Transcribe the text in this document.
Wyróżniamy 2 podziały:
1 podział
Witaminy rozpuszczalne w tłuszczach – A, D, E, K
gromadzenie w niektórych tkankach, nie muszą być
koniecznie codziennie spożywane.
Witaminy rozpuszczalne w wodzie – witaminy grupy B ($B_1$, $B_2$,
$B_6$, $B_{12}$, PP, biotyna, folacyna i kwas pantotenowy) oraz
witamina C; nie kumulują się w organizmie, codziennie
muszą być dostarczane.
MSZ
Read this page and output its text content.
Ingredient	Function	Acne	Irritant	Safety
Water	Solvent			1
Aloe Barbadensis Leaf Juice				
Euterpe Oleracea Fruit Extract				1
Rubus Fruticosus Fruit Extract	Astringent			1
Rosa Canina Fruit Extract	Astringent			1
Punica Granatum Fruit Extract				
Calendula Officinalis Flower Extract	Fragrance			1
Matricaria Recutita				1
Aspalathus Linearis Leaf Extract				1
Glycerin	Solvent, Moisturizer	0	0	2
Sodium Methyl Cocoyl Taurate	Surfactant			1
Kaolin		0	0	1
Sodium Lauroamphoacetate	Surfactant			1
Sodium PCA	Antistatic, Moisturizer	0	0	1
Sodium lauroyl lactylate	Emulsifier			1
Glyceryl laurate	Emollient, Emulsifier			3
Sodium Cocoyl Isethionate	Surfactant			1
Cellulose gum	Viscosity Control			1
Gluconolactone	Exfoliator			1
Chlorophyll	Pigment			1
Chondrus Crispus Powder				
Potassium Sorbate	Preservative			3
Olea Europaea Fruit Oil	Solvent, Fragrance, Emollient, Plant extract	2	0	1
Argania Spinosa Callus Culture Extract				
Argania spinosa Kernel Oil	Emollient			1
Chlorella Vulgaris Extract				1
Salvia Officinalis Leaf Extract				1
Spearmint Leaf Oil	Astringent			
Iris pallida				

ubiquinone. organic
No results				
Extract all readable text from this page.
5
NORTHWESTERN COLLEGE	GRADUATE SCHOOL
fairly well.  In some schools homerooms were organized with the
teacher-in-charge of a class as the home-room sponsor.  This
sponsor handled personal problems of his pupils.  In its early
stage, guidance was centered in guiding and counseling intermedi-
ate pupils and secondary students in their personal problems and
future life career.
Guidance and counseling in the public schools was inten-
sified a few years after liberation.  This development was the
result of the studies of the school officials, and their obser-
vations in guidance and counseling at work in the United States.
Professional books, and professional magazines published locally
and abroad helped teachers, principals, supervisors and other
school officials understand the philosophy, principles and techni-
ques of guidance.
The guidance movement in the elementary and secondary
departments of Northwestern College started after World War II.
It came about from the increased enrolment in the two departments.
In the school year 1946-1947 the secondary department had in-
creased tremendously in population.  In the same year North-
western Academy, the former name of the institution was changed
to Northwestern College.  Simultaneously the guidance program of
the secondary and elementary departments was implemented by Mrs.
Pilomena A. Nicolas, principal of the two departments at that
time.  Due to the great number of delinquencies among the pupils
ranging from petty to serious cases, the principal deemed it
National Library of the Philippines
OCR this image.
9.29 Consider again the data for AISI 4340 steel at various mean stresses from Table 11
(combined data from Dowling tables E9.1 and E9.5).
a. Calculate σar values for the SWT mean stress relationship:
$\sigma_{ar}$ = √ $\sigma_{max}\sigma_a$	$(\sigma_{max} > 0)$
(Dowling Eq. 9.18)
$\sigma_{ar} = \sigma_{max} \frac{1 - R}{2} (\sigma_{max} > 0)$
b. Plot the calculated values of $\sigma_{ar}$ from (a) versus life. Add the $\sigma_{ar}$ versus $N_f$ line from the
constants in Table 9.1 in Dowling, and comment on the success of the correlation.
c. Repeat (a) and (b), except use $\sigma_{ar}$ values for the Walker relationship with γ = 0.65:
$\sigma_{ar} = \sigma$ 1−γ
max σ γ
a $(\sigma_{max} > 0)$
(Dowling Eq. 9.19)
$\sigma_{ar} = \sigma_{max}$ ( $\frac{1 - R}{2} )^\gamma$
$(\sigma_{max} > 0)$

━━━━━━━━━━━━━━━━━━━━━━━━━━━━━━

**Task instructions**
Tally up how many lines in the preceding listing contain the word "Fragrance". Give nothing but the number.

**Solved exercise**
2